Skip the images and return the records below exactly.

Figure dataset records
-*-*-
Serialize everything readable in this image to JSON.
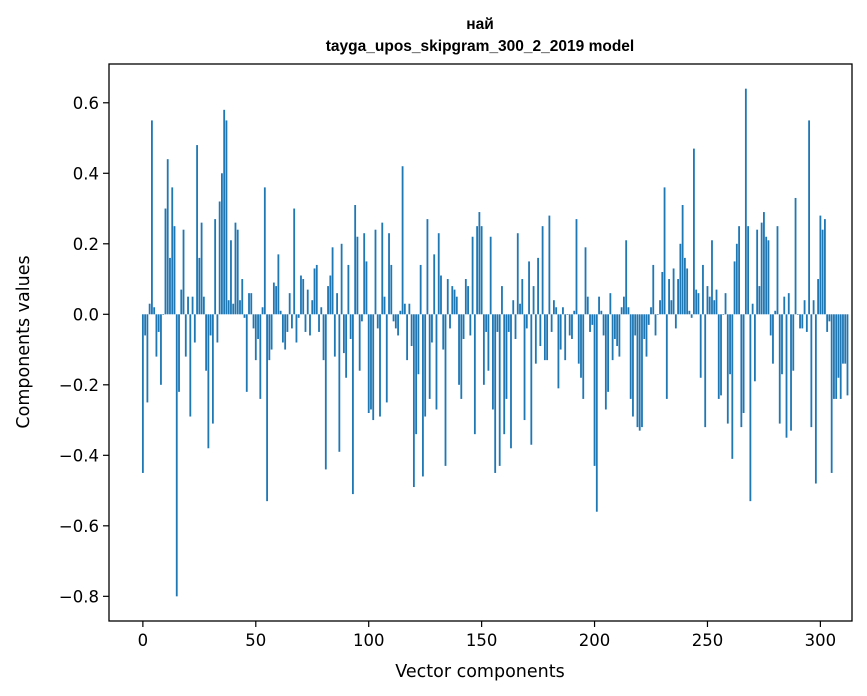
{
  "chart_data": {
    "type": "bar",
    "title": "най",
    "subtitle": "tayga_upos_skipgram_300_2_2019 model",
    "xlabel": "Vector components",
    "ylabel": "Components values",
    "xlim": [
      -15,
      314
    ],
    "ylim": [
      -0.87,
      0.71
    ],
    "xticks": [
      0,
      50,
      100,
      150,
      200,
      250,
      300
    ],
    "yticks": [
      -0.8,
      -0.6,
      -0.4,
      -0.2,
      0.0,
      0.2,
      0.4,
      0.6
    ],
    "ytick_labels": [
      "−0.8",
      "−0.6",
      "−0.4",
      "−0.2",
      "0.0",
      "0.2",
      "0.4",
      "0.6"
    ],
    "xtick_labels": [
      "0",
      "50",
      "100",
      "150",
      "200",
      "250",
      "300"
    ],
    "values": [
      -0.45,
      -0.06,
      -0.25,
      0.03,
      0.55,
      0.02,
      -0.12,
      -0.05,
      -0.2,
      0.0,
      0.3,
      0.44,
      0.16,
      0.36,
      0.25,
      -0.8,
      -0.22,
      0.07,
      0.24,
      -0.12,
      0.05,
      -0.29,
      0.05,
      -0.08,
      0.48,
      0.16,
      0.26,
      0.05,
      -0.16,
      -0.38,
      -0.06,
      -0.31,
      0.27,
      -0.08,
      0.32,
      0.4,
      0.58,
      0.55,
      0.04,
      0.21,
      0.03,
      0.26,
      0.24,
      0.04,
      0.1,
      -0.01,
      -0.22,
      0.06,
      0.06,
      -0.04,
      -0.13,
      -0.07,
      -0.24,
      0.02,
      0.36,
      -0.53,
      -0.13,
      -0.1,
      0.09,
      0.08,
      0.17,
      0.01,
      -0.08,
      -0.1,
      -0.05,
      0.06,
      -0.04,
      0.3,
      -0.08,
      -0.01,
      0.11,
      0.1,
      -0.05,
      0.07,
      -0.06,
      0.04,
      0.13,
      0.14,
      -0.05,
      0.02,
      -0.13,
      -0.44,
      0.08,
      0.11,
      0.19,
      -0.12,
      0.06,
      -0.39,
      0.2,
      -0.11,
      -0.18,
      0.14,
      -0.07,
      -0.51,
      0.31,
      0.22,
      -0.16,
      -0.02,
      0.23,
      0.15,
      -0.28,
      -0.27,
      -0.3,
      0.24,
      -0.04,
      -0.29,
      0.26,
      0.05,
      -0.25,
      0.23,
      0.14,
      -0.02,
      -0.04,
      -0.06,
      0.01,
      0.42,
      0.03,
      -0.13,
      0.03,
      -0.09,
      -0.49,
      -0.34,
      -0.17,
      0.14,
      -0.46,
      -0.29,
      0.27,
      -0.24,
      -0.08,
      0.17,
      -0.27,
      0.23,
      0.11,
      -0.1,
      -0.43,
      0.1,
      -0.04,
      0.08,
      0.07,
      0.05,
      -0.2,
      -0.24,
      -0.07,
      0.1,
      0.08,
      -0.06,
      0.22,
      -0.34,
      0.25,
      0.29,
      0.25,
      -0.2,
      -0.05,
      -0.16,
      0.22,
      -0.27,
      -0.45,
      -0.05,
      -0.43,
      0.08,
      -0.34,
      -0.24,
      -0.05,
      -0.38,
      0.04,
      -0.07,
      0.23,
      0.03,
      0.1,
      -0.3,
      -0.04,
      0.15,
      -0.37,
      0.08,
      -0.14,
      0.16,
      -0.09,
      0.25,
      -0.13,
      -0.13,
      0.28,
      -0.05,
      0.04,
      0.02,
      -0.21,
      -0.1,
      0.02,
      -0.13,
      0.0,
      -0.06,
      -0.07,
      0.01,
      0.27,
      -0.14,
      -0.18,
      -0.24,
      0.19,
      0.05,
      -0.05,
      -0.03,
      -0.43,
      -0.56,
      0.05,
      0.01,
      -0.06,
      -0.27,
      -0.22,
      0.06,
      -0.13,
      -0.07,
      -0.09,
      -0.12,
      0.02,
      0.05,
      0.21,
      0.02,
      -0.24,
      -0.29,
      -0.06,
      -0.32,
      -0.33,
      -0.32,
      -0.07,
      -0.12,
      -0.03,
      0.02,
      0.14,
      -0.06,
      0.0,
      0.04,
      0.12,
      0.36,
      -0.24,
      0.1,
      0.04,
      0.13,
      -0.04,
      0.1,
      0.2,
      0.31,
      0.16,
      0.13,
      0.01,
      -0.01,
      0.47,
      0.07,
      0.06,
      -0.18,
      0.14,
      -0.32,
      0.08,
      0.05,
      0.21,
      0.04,
      0.07,
      -0.24,
      -0.23,
      0.0,
      0.06,
      -0.31,
      -0.17,
      -0.41,
      0.15,
      0.2,
      0.25,
      -0.32,
      -0.28,
      0.64,
      0.25,
      -0.53,
      0.03,
      -0.19,
      0.24,
      0.08,
      0.26,
      0.29,
      0.22,
      0.21,
      -0.06,
      -0.14,
      0.01,
      0.25,
      -0.31,
      -0.17,
      0.05,
      -0.35,
      0.06,
      -0.33,
      -0.16,
      0.33,
      0.0,
      -0.04,
      -0.04,
      0.04,
      -0.05,
      0.55,
      -0.32,
      0.04,
      -0.48,
      0.1,
      0.28,
      0.24,
      0.27,
      -0.05,
      -0.02,
      -0.45,
      -0.24,
      -0.24,
      -0.18,
      -0.24,
      -0.14,
      -0.14,
      -0.23
    ]
  }
}
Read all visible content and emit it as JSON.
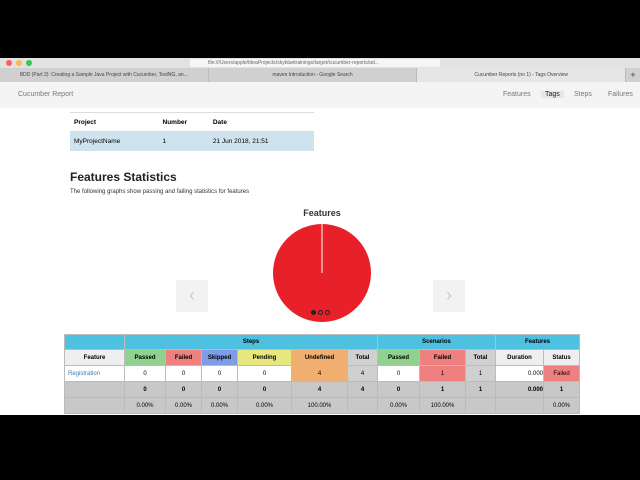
{
  "browser": {
    "url": "file:///Users/apple/IdeaProjects/skybluetrainings/target/cucumber-reports/ad...",
    "tabs": [
      "BDD (Part 2): Creating a Sample Java Project with Cucumber, TestNG, an...",
      "maven Introduction - Google Search",
      "Cucumber Reports (no 1) - Tags Overview"
    ],
    "new_tab": "+"
  },
  "nav": {
    "brand": "Cucumber Report",
    "items": [
      "Features",
      "Tags",
      "Steps",
      "Failures"
    ],
    "active": "Tags"
  },
  "project_table": {
    "headers": [
      "Project",
      "Number",
      "Date"
    ],
    "rows": [
      [
        "MyProjectName",
        "1",
        "21 Jun 2018, 21:51"
      ]
    ]
  },
  "section": {
    "title": "Features Statistics",
    "subtitle": "The following graphs show passing and failing statistics for features"
  },
  "chart_data": {
    "type": "pie",
    "title": "Features",
    "categories": [
      "Failed"
    ],
    "values": [
      1
    ],
    "colors": [
      "#e8202a"
    ]
  },
  "colors": {
    "failed": "#e8202a",
    "header": "#4ec0e0"
  },
  "stats": {
    "groups": [
      "Steps",
      "Scenarios",
      "Features"
    ],
    "headers": [
      "Feature",
      "Passed",
      "Failed",
      "Skipped",
      "Pending",
      "Undefined",
      "Total",
      "Passed",
      "Failed",
      "Total",
      "Duration",
      "Status"
    ],
    "rows": [
      [
        "Registration",
        "0",
        "0",
        "0",
        "0",
        "4",
        "4",
        "0",
        "1",
        "1",
        "0.000",
        "Failed"
      ]
    ],
    "totals": [
      "",
      "0",
      "0",
      "0",
      "0",
      "4",
      "4",
      "0",
      "1",
      "1",
      "0.000",
      "1"
    ],
    "percents": [
      "",
      "0.00%",
      "0.00%",
      "0.00%",
      "0.00%",
      "100.00%",
      "",
      "0.00%",
      "100.00%",
      "",
      "",
      "0.00%"
    ]
  }
}
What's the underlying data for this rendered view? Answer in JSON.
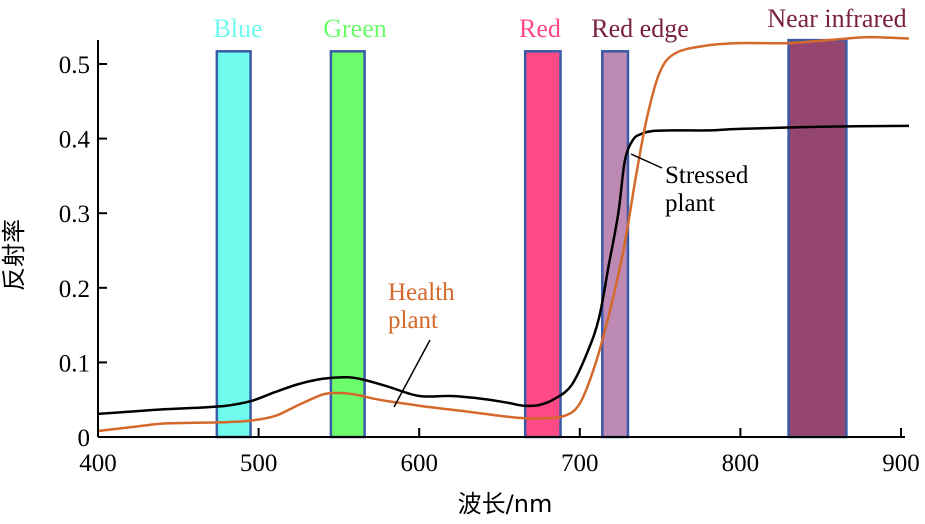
-*-*-
FULL ANSWER:
Serialize everything readable in this image to JSON.
{
  "chart_data": {
    "type": "bar",
    "title": "най",
    "subtitle": "tayga_upos_skipgram_300_2_2019 model",
    "xlabel": "Vector components",
    "ylabel": "Components values",
    "xlim": [
      -15,
      314
    ],
    "ylim": [
      -0.87,
      0.71
    ],
    "xticks": [
      0,
      50,
      100,
      150,
      200,
      250,
      300
    ],
    "yticks": [
      -0.8,
      -0.6,
      -0.4,
      -0.2,
      0.0,
      0.2,
      0.4,
      0.6
    ],
    "ytick_labels": [
      "−0.8",
      "−0.6",
      "−0.4",
      "−0.2",
      "0.0",
      "0.2",
      "0.4",
      "0.6"
    ],
    "xtick_labels": [
      "0",
      "50",
      "100",
      "150",
      "200",
      "250",
      "300"
    ],
    "values": [
      -0.45,
      -0.06,
      -0.25,
      0.03,
      0.55,
      0.02,
      -0.12,
      -0.05,
      -0.2,
      0.0,
      0.3,
      0.44,
      0.16,
      0.36,
      0.25,
      -0.8,
      -0.22,
      0.07,
      0.24,
      -0.12,
      0.05,
      -0.29,
      0.05,
      -0.08,
      0.48,
      0.16,
      0.26,
      0.05,
      -0.16,
      -0.38,
      -0.06,
      -0.31,
      0.27,
      -0.08,
      0.32,
      0.4,
      0.58,
      0.55,
      0.04,
      0.21,
      0.03,
      0.26,
      0.24,
      0.04,
      0.1,
      -0.01,
      -0.22,
      0.06,
      0.06,
      -0.04,
      -0.13,
      -0.07,
      -0.24,
      0.02,
      0.36,
      -0.53,
      -0.13,
      -0.1,
      0.09,
      0.08,
      0.17,
      0.01,
      -0.08,
      -0.1,
      -0.05,
      0.06,
      -0.04,
      0.3,
      -0.08,
      -0.01,
      0.11,
      0.1,
      -0.05,
      0.07,
      -0.06,
      0.04,
      0.13,
      0.14,
      -0.05,
      0.02,
      -0.13,
      -0.44,
      0.08,
      0.11,
      0.19,
      -0.12,
      0.06,
      -0.39,
      0.2,
      -0.11,
      -0.18,
      0.14,
      -0.07,
      -0.51,
      0.31,
      0.22,
      -0.16,
      -0.02,
      0.23,
      0.15,
      -0.28,
      -0.27,
      -0.3,
      0.24,
      -0.04,
      -0.29,
      0.26,
      0.05,
      -0.25,
      0.23,
      0.14,
      -0.02,
      -0.04,
      -0.06,
      0.01,
      0.42,
      0.03,
      -0.13,
      0.03,
      -0.09,
      -0.49,
      -0.34,
      -0.17,
      0.14,
      -0.46,
      -0.29,
      0.27,
      -0.24,
      -0.08,
      0.17,
      -0.27,
      0.23,
      0.11,
      -0.1,
      -0.43,
      0.1,
      -0.04,
      0.08,
      0.07,
      0.05,
      -0.2,
      -0.24,
      -0.07,
      0.1,
      0.08,
      -0.06,
      0.22,
      -0.34,
      0.25,
      0.29,
      0.25,
      -0.2,
      -0.05,
      -0.16,
      0.22,
      -0.27,
      -0.45,
      -0.05,
      -0.43,
      0.08,
      -0.34,
      -0.24,
      -0.05,
      -0.38,
      0.04,
      -0.07,
      0.23,
      0.03,
      0.1,
      -0.3,
      -0.04,
      0.15,
      -0.37,
      0.08,
      -0.14,
      0.16,
      -0.09,
      0.25,
      -0.13,
      -0.13,
      0.28,
      -0.05,
      0.04,
      0.02,
      -0.21,
      -0.1,
      0.02,
      -0.13,
      0.0,
      -0.06,
      -0.07,
      0.01,
      0.27,
      -0.14,
      -0.18,
      -0.24,
      0.19,
      0.05,
      -0.05,
      -0.03,
      -0.43,
      -0.56,
      0.05,
      0.01,
      -0.06,
      -0.27,
      -0.22,
      0.06,
      -0.13,
      -0.07,
      -0.09,
      -0.12,
      0.02,
      0.05,
      0.21,
      0.02,
      -0.24,
      -0.29,
      -0.06,
      -0.32,
      -0.33,
      -0.32,
      -0.07,
      -0.12,
      -0.03,
      0.02,
      0.14,
      -0.06,
      0.0,
      0.04,
      0.12,
      0.36,
      -0.24,
      0.1,
      0.04,
      0.13,
      -0.04,
      0.1,
      0.2,
      0.31,
      0.16,
      0.13,
      0.01,
      -0.01,
      0.47,
      0.07,
      0.06,
      -0.18,
      0.14,
      -0.32,
      0.08,
      0.05,
      0.21,
      0.04,
      0.07,
      -0.24,
      -0.23,
      0.0,
      0.06,
      -0.31,
      -0.17,
      -0.41,
      0.15,
      0.2,
      0.25,
      -0.32,
      -0.28,
      0.64,
      0.25,
      -0.53,
      0.03,
      -0.19,
      0.24,
      0.08,
      0.26,
      0.29,
      0.22,
      0.21,
      -0.06,
      -0.14,
      0.01,
      0.25,
      -0.31,
      -0.17,
      0.05,
      -0.35,
      0.06,
      -0.33,
      -0.16,
      0.33,
      0.0,
      -0.04,
      -0.04,
      0.04,
      -0.05,
      0.55,
      -0.32,
      0.04,
      -0.48,
      0.1,
      0.28,
      0.24,
      0.27,
      -0.05,
      -0.02,
      -0.45,
      -0.24,
      -0.24,
      -0.18,
      -0.24,
      -0.14,
      -0.14,
      -0.23
    ]
  }
}
Read all visible content and emit it as JSON.
{
  "browser": {
    "url": "file:///Users/apple/IdeaProjects/skybluetrainings/target/cucumber-reports/ad...",
    "tabs": [
      "BDD (Part 2): Creating a Sample Java Project with Cucumber, TestNG, an...",
      "maven Introduction - Google Search",
      "Cucumber Reports (no 1) - Tags Overview"
    ],
    "new_tab": "+"
  },
  "nav": {
    "brand": "Cucumber Report",
    "items": [
      "Features",
      "Tags",
      "Steps",
      "Failures"
    ],
    "active": "Tags"
  },
  "project_table": {
    "headers": [
      "Project",
      "Number",
      "Date"
    ],
    "rows": [
      [
        "MyProjectName",
        "1",
        "21 Jun 2018, 21:51"
      ]
    ]
  },
  "section": {
    "title": "Features Statistics",
    "subtitle": "The following graphs show passing and failing statistics for features"
  },
  "chart_data": {
    "type": "pie",
    "title": "Features",
    "categories": [
      "Failed"
    ],
    "values": [
      1
    ],
    "colors": [
      "#e8202a"
    ]
  },
  "colors": {
    "failed": "#e8202a",
    "header": "#4ec0e0"
  },
  "stats": {
    "groups": [
      "Steps",
      "Scenarios",
      "Features"
    ],
    "headers": [
      "Feature",
      "Passed",
      "Failed",
      "Skipped",
      "Pending",
      "Undefined",
      "Total",
      "Passed",
      "Failed",
      "Total",
      "Duration",
      "Status"
    ],
    "rows": [
      [
        "Registration",
        "0",
        "0",
        "0",
        "0",
        "4",
        "4",
        "0",
        "1",
        "1",
        "0.000",
        "Failed"
      ]
    ],
    "totals": [
      "",
      "0",
      "0",
      "0",
      "0",
      "4",
      "4",
      "0",
      "1",
      "1",
      "0.000",
      "1"
    ],
    "percents": [
      "",
      "0.00%",
      "0.00%",
      "0.00%",
      "0.00%",
      "100.00%",
      "",
      "0.00%",
      "100.00%",
      "",
      "",
      "0.00%"
    ]
  }
}
What's the underlying data for this rendered view? Answer in JSON.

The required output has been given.